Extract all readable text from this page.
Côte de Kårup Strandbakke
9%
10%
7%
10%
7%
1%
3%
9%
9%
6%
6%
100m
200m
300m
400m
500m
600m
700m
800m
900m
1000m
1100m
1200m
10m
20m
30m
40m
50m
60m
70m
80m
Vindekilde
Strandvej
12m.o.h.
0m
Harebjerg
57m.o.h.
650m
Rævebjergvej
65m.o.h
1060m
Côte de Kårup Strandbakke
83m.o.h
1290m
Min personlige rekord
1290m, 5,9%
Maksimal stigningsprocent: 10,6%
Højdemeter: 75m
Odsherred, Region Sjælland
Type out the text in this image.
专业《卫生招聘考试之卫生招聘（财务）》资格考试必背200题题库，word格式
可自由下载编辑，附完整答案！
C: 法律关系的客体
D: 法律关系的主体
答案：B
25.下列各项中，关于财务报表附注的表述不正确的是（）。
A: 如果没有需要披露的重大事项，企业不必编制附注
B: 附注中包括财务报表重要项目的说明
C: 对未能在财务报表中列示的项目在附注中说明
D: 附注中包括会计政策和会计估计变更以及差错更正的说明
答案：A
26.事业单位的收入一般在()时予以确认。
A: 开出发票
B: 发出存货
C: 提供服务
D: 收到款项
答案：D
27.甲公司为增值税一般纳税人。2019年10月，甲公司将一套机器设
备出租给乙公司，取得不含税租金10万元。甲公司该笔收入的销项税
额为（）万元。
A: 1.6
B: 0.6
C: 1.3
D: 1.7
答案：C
^^^^
Task description:
Find the word "this" in the entries, and copy every line it shows up in.

Correct result:
Extract all readable text from this page.
Type out the text in this image.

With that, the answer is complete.